Saved data entries:
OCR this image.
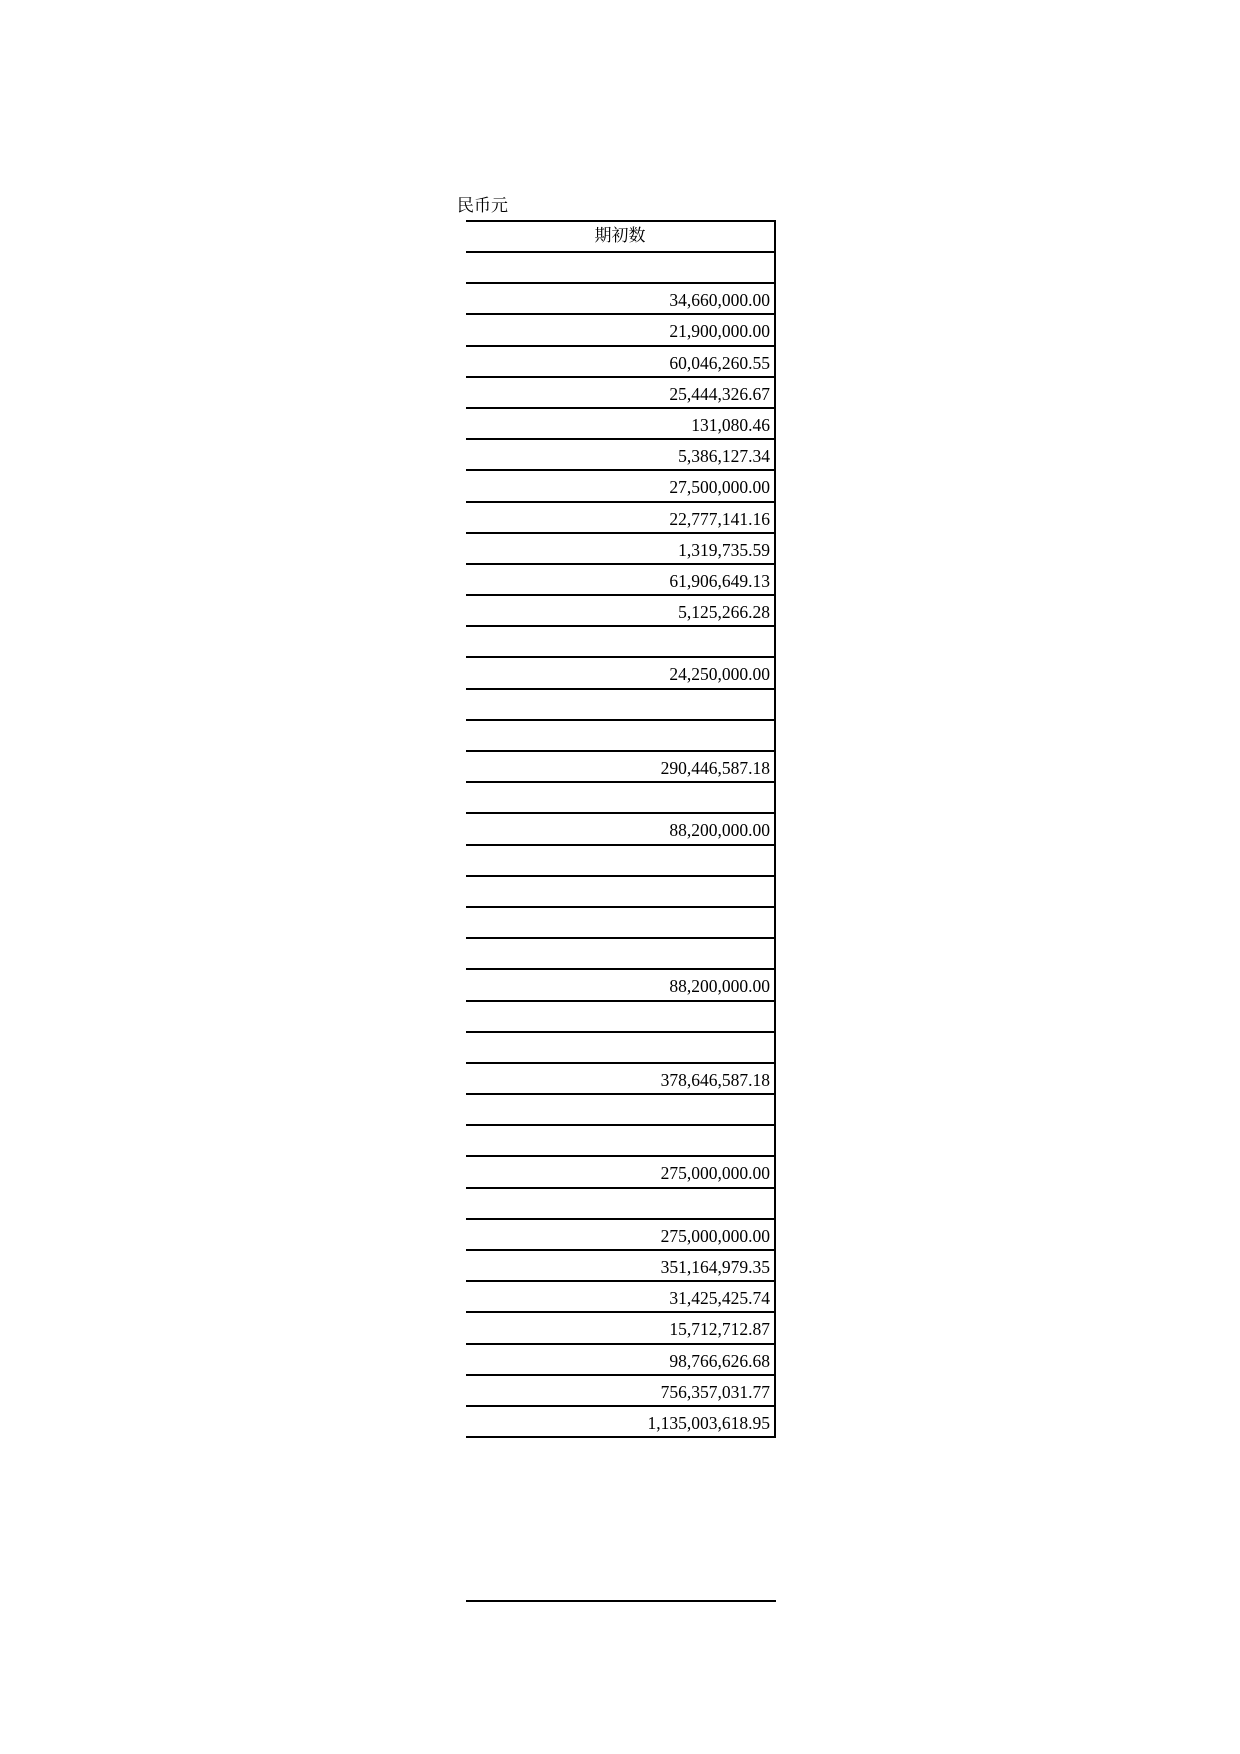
民币元
期初数
34,660,000.00
21,900,000.00
60,046,260.55
25,444,326.67
131,080.46
5,386,127.34
27,500,000.00
22,777,141.16
1,319,735.59
61,906,649.13
5,125,266.28
24,250,000.00
290,446,587.18
88,200,000.00
88,200,000.00
378,646,587.18
275,000,000.00
275,000,000.00
351,164,979.35
31,425,425.74
15,712,712.87
98,766,626.68
756,357,031.77
1,135,003,618.95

• INSTRUCTIONS FOR THE TASK: Give the entries again word for word, but skip the pictures.

• EXERCISE ANSWER:
OCR this image.
民币元
期初数
34,660,000.00
21,900,000.00
60,046,260.55
25,444,326.67
131,080.46
5,386,127.34
27,500,000.00
22,777,141.16
1,319,735.59
61,906,649.13
5,125,266.28
24,250,000.00
290,446,587.18
88,200,000.00
88,200,000.00
378,646,587.18
275,000,000.00
275,000,000.00
351,164,979.35
31,425,425.74
15,712,712.87
98,766,626.68
756,357,031.77
1,135,003,618.95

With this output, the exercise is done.